[Provided entries start]

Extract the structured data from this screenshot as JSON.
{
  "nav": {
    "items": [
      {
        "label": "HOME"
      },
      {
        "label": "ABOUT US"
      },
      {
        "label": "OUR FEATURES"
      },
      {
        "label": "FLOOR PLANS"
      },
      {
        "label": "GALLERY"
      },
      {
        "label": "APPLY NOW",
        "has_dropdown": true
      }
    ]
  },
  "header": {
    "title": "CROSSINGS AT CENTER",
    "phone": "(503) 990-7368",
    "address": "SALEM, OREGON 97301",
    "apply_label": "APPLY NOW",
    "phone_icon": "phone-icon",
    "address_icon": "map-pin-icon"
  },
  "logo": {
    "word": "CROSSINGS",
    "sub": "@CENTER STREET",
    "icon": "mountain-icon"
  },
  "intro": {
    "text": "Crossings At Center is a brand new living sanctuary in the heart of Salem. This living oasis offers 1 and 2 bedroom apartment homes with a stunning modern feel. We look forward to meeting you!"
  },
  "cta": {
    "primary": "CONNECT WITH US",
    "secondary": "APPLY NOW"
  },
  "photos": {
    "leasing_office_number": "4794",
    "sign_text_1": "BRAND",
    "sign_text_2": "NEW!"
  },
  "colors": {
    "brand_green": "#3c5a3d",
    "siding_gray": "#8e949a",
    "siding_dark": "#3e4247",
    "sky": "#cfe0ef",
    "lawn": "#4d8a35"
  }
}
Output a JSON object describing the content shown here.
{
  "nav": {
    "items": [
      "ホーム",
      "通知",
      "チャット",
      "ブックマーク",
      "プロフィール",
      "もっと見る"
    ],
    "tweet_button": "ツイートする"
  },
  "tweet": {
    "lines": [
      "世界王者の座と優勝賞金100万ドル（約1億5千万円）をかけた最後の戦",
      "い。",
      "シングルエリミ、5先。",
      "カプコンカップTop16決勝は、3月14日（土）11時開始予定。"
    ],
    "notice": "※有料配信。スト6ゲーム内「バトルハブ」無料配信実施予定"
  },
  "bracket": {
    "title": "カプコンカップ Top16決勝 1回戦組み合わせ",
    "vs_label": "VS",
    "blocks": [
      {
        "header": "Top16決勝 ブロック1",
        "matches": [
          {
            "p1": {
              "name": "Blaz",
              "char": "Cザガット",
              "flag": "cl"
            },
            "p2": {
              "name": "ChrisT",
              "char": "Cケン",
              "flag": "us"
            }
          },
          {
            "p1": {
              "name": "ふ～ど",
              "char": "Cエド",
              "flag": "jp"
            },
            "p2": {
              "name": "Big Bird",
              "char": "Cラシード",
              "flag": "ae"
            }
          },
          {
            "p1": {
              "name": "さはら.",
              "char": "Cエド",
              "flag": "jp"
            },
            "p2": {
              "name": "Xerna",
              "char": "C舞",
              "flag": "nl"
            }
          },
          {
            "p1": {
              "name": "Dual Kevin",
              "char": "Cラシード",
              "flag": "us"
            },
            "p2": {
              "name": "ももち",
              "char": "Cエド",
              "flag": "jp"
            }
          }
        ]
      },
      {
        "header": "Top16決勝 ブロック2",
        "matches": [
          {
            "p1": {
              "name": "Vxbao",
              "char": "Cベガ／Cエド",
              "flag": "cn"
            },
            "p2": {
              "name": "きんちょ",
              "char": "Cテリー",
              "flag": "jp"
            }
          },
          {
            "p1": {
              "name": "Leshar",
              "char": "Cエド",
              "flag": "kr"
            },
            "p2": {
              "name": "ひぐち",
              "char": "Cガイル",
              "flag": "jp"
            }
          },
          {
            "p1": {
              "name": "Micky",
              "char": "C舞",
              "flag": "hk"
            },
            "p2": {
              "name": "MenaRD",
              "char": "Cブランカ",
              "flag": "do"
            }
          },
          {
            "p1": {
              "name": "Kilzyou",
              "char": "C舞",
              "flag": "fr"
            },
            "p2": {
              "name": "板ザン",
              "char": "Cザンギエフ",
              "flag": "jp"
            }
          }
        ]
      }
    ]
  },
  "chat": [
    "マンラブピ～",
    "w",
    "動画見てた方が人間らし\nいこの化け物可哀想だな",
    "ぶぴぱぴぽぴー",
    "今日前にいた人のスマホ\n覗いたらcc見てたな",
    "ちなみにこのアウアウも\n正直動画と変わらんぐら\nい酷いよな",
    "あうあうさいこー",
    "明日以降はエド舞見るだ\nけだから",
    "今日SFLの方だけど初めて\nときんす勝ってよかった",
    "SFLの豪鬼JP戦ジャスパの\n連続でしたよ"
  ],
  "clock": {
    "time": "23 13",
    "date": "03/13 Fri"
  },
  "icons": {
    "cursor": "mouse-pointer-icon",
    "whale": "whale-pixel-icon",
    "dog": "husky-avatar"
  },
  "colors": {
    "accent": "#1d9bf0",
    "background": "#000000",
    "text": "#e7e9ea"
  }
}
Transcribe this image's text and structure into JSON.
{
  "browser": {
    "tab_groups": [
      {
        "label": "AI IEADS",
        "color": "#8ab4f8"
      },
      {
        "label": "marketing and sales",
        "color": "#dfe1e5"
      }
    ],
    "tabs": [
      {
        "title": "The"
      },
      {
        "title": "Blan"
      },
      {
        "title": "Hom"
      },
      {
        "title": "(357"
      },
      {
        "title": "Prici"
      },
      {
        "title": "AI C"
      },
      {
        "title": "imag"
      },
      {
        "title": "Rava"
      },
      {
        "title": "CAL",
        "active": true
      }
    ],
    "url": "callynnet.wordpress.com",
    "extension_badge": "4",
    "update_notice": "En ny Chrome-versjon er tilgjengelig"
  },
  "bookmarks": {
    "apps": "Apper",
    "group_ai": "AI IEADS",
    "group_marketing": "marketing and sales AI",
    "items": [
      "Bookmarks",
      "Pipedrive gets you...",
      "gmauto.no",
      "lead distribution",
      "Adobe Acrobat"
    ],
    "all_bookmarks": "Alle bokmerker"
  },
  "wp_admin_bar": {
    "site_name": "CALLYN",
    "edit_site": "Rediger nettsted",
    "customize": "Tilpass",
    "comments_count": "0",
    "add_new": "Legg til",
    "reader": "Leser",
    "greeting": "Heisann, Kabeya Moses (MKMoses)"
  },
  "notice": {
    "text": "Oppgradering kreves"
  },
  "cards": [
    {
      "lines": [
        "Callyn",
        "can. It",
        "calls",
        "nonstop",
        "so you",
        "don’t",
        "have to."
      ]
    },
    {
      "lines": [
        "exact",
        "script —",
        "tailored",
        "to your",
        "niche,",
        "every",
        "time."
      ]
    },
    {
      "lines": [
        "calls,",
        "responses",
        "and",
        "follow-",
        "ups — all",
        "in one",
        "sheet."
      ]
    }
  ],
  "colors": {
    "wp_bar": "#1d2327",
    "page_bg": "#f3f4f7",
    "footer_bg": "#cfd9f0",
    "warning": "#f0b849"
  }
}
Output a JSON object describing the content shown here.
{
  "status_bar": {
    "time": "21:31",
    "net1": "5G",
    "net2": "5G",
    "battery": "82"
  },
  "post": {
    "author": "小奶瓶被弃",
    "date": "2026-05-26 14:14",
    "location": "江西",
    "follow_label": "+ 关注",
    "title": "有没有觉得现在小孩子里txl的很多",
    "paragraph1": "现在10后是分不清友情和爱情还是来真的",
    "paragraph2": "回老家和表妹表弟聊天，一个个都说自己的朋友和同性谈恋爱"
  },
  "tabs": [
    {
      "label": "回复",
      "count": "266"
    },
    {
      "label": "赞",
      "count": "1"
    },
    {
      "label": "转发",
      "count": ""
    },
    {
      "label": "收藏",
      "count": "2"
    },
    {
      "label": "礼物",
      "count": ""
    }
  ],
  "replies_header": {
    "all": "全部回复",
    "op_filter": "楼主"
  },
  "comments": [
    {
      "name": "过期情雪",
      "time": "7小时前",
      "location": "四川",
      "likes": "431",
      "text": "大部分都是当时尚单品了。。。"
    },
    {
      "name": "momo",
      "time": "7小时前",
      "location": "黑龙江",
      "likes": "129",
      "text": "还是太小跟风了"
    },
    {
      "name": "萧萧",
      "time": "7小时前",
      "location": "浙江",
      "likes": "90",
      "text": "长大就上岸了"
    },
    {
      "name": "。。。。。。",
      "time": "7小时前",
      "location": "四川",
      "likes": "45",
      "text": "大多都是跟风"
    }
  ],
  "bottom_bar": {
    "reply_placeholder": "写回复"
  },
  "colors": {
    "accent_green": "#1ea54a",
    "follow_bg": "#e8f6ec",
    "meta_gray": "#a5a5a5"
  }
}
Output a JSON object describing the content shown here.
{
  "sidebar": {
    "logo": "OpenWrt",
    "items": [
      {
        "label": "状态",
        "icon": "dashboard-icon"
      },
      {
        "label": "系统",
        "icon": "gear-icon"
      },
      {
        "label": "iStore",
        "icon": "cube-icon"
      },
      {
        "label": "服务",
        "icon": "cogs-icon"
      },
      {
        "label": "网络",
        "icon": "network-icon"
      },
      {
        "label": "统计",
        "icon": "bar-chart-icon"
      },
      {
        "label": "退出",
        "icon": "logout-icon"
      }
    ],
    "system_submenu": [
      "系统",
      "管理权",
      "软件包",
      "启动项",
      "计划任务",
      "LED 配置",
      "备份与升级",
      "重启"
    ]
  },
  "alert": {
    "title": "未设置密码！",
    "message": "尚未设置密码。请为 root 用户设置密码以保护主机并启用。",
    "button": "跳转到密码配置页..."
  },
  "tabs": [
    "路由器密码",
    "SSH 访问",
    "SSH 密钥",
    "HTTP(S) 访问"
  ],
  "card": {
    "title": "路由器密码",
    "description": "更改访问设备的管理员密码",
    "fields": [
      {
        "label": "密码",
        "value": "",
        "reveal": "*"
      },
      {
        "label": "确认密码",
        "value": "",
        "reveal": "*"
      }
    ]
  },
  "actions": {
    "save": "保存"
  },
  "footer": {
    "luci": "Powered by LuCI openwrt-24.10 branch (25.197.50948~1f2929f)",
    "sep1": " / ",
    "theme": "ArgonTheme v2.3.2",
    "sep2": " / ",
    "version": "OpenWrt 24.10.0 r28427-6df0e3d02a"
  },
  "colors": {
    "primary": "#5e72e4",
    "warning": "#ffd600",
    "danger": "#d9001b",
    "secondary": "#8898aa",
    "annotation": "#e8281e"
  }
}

[Provided entries end]

Write out every line of the data that holds the word "secondary".

— Output for this task —
    "secondary": "APPLY NOW"
    "secondary": "#8898aa",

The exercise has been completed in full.